TASK BRIEF:
Copy the rows below word for word, from the first row through the row containing "x-tick-label: 8.000 bbox=[1041, 92, 1091, 114]".

RECORD EXTRACTS:
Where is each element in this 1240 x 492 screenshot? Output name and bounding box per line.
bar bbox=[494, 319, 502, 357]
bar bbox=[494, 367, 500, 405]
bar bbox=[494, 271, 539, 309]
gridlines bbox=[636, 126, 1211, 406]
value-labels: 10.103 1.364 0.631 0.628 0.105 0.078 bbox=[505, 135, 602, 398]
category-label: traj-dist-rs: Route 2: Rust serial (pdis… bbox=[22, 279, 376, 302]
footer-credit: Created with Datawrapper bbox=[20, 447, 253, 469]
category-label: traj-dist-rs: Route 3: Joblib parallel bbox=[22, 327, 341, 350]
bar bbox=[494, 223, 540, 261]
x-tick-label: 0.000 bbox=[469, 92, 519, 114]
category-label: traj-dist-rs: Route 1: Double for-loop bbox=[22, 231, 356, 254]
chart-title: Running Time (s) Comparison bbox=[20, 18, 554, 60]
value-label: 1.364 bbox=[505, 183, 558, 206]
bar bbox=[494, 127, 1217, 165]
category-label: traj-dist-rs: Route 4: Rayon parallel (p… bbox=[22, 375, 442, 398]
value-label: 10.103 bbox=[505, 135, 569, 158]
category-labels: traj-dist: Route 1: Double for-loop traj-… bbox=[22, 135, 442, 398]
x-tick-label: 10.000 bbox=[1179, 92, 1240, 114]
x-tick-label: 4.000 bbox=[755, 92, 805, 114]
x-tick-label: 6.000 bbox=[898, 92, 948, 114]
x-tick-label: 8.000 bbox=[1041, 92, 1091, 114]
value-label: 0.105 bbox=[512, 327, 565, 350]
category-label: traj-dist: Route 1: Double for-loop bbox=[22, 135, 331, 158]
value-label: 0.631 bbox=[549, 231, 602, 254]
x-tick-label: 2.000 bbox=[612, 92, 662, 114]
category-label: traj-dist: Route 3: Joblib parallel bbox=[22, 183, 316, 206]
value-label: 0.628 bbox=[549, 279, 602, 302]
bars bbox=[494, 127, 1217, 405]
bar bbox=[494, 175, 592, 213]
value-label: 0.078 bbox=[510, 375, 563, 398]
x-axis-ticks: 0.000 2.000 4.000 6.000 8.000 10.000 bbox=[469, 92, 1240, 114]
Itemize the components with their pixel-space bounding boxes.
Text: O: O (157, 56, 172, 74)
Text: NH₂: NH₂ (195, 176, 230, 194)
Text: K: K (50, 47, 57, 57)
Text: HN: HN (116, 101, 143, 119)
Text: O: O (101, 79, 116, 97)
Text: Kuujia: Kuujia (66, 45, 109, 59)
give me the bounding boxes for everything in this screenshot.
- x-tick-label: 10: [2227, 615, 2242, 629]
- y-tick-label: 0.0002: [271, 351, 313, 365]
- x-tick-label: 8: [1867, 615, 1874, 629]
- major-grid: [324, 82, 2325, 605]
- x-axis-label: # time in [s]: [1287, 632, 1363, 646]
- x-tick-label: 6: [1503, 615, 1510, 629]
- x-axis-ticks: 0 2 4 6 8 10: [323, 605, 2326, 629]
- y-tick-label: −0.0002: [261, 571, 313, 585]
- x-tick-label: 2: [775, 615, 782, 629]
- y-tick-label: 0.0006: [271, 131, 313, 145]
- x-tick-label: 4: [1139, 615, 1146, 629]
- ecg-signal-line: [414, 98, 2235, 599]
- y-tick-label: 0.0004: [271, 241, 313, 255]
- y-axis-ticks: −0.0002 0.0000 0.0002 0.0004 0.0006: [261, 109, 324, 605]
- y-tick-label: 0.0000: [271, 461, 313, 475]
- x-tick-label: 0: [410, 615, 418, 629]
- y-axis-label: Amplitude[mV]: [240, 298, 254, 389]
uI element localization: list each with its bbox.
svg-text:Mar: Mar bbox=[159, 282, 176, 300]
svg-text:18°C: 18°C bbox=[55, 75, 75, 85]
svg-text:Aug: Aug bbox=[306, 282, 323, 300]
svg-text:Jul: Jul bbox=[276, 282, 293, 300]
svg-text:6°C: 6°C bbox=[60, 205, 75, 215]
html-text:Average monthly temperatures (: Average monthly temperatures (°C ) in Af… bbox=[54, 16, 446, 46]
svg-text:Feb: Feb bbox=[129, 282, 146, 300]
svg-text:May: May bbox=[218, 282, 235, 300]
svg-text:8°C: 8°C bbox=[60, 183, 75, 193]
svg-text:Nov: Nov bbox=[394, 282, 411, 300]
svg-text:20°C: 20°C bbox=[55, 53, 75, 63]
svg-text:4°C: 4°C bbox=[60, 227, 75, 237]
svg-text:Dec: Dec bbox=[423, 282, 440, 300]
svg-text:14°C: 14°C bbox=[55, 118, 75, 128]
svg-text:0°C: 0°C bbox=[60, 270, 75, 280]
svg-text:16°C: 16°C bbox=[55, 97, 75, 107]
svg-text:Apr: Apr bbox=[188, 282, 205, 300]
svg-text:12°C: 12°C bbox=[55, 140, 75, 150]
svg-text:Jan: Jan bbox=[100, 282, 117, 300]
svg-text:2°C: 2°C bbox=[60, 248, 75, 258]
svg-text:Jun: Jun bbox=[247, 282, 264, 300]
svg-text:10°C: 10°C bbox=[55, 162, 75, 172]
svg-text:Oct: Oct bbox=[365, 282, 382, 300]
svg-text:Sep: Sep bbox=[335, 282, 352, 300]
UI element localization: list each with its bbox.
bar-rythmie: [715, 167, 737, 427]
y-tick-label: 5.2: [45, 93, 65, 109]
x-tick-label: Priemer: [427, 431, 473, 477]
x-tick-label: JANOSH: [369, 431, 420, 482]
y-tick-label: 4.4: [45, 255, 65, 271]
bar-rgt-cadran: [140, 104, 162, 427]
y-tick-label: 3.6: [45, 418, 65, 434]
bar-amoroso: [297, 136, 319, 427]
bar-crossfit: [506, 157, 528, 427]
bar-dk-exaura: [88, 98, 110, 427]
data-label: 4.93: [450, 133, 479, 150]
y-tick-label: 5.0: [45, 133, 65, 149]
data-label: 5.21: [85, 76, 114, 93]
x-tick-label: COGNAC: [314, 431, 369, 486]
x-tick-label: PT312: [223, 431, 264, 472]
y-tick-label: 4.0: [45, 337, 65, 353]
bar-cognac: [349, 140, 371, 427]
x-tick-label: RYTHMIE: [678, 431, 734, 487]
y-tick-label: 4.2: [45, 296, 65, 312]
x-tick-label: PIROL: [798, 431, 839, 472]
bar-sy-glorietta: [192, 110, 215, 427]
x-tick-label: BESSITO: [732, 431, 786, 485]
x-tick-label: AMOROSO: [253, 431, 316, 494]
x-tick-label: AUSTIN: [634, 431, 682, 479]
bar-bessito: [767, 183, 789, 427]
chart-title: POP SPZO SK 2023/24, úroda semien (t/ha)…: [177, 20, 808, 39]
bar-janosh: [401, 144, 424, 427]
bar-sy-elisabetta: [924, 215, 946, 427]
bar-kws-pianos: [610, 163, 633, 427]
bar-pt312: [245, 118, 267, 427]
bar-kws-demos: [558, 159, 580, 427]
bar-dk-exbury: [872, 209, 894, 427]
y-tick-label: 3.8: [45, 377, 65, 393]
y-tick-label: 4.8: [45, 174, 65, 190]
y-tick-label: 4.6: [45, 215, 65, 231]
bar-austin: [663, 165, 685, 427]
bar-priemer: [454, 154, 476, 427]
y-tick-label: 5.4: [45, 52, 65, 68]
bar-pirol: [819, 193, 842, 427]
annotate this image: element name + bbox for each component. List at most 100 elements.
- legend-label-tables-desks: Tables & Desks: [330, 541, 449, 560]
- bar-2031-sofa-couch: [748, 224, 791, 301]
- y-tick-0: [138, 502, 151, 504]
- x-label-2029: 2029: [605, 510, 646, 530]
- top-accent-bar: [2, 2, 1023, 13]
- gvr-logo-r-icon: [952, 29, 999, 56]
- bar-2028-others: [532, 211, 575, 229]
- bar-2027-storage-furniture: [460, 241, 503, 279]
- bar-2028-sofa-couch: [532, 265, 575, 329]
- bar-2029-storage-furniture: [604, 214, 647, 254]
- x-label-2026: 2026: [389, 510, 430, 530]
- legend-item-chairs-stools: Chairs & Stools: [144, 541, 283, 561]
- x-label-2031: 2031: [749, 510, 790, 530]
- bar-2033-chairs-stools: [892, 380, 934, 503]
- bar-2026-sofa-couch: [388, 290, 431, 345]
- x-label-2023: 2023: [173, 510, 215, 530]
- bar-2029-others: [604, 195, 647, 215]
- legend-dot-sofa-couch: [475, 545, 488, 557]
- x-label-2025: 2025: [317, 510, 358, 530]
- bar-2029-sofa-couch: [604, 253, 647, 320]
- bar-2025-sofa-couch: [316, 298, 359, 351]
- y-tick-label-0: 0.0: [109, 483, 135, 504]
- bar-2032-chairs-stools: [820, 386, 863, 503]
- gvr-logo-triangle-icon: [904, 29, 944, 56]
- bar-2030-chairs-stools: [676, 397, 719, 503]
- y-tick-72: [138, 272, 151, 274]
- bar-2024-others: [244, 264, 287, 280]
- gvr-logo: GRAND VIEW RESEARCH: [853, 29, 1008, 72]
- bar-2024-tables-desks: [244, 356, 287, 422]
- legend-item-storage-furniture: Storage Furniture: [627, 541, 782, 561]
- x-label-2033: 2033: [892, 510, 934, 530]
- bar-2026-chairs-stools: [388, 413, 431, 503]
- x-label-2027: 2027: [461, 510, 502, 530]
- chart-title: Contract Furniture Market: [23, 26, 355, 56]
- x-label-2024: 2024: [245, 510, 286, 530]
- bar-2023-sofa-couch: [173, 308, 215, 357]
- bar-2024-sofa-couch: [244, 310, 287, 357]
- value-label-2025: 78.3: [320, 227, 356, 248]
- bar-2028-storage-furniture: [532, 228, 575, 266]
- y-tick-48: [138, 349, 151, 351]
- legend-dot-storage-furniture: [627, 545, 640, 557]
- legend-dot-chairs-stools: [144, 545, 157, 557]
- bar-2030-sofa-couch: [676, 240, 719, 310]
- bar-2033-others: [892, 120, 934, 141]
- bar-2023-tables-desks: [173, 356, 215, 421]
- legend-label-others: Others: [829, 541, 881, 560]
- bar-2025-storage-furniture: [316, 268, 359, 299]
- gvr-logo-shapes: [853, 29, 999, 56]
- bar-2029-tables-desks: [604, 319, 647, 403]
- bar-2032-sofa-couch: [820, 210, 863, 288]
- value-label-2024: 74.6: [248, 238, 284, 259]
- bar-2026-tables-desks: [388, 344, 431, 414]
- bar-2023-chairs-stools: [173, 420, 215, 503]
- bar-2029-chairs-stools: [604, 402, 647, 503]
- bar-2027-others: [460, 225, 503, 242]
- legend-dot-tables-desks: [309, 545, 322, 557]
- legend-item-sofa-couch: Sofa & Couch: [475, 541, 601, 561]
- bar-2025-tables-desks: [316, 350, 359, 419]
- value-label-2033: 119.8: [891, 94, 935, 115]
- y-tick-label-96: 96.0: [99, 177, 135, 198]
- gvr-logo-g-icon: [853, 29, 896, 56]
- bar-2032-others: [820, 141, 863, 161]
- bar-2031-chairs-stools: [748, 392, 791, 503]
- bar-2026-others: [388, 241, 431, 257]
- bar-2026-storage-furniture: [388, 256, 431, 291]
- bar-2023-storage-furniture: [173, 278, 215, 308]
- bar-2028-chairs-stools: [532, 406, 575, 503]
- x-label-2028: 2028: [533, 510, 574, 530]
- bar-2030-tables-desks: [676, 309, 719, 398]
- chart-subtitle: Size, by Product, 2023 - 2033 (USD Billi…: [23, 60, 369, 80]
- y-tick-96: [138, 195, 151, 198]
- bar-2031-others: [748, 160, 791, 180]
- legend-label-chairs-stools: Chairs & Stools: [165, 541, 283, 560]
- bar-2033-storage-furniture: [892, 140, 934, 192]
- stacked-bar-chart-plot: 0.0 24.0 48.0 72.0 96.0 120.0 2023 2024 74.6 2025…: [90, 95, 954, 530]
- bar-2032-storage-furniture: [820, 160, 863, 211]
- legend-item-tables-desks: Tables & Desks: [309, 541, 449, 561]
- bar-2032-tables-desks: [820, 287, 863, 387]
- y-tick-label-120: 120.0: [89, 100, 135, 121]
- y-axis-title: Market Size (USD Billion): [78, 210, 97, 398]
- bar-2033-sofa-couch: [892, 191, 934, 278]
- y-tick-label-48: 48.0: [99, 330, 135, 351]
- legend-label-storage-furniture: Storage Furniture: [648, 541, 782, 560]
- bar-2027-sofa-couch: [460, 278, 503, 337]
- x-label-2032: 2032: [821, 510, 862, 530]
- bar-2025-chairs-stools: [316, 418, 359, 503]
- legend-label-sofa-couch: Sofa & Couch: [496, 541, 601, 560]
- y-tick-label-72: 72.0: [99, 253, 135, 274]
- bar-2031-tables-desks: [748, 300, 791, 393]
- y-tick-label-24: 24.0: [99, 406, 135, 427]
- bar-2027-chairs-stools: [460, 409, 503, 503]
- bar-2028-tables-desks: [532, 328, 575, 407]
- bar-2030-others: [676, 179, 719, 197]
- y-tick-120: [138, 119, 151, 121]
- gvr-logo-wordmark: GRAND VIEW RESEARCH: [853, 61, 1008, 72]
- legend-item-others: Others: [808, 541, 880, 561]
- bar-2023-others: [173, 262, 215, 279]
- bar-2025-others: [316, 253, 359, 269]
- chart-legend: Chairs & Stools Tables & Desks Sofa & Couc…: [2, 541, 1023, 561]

TASK SOLUTION:
Where is each element in this 1240 x 492 screenshot? Output name and bounding box per line.
bar bbox=[494, 319, 502, 357]
bar bbox=[494, 367, 500, 405]
bar bbox=[494, 271, 539, 309]
gridlines bbox=[636, 126, 1211, 406]
value-labels: 10.103 1.364 0.631 0.628 0.105 0.078 bbox=[505, 135, 602, 398]
category-label: traj-dist-rs: Route 2: Rust serial (pdis… bbox=[22, 279, 376, 302]
footer-credit: Created with Datawrapper bbox=[20, 447, 253, 469]
category-label: traj-dist-rs: Route 3: Joblib parallel bbox=[22, 327, 341, 350]
bar bbox=[494, 223, 540, 261]
x-tick-label: 0.000 bbox=[469, 92, 519, 114]
category-label: traj-dist-rs: Route 1: Double for-loop bbox=[22, 231, 356, 254]
chart-title: Running Time (s) Comparison bbox=[20, 18, 554, 60]
value-label: 1.364 bbox=[505, 183, 558, 206]
bar bbox=[494, 127, 1217, 165]
category-label: traj-dist-rs: Route 4: Rayon parallel (p… bbox=[22, 375, 442, 398]
value-label: 10.103 bbox=[505, 135, 569, 158]
category-labels: traj-dist: Route 1: Double for-loop traj-… bbox=[22, 135, 442, 398]
x-tick-label: 10.000 bbox=[1179, 92, 1240, 114]
x-tick-label: 4.000 bbox=[755, 92, 805, 114]
x-tick-label: 6.000 bbox=[898, 92, 948, 114]
x-tick-label: 8.000 bbox=[1041, 92, 1091, 114]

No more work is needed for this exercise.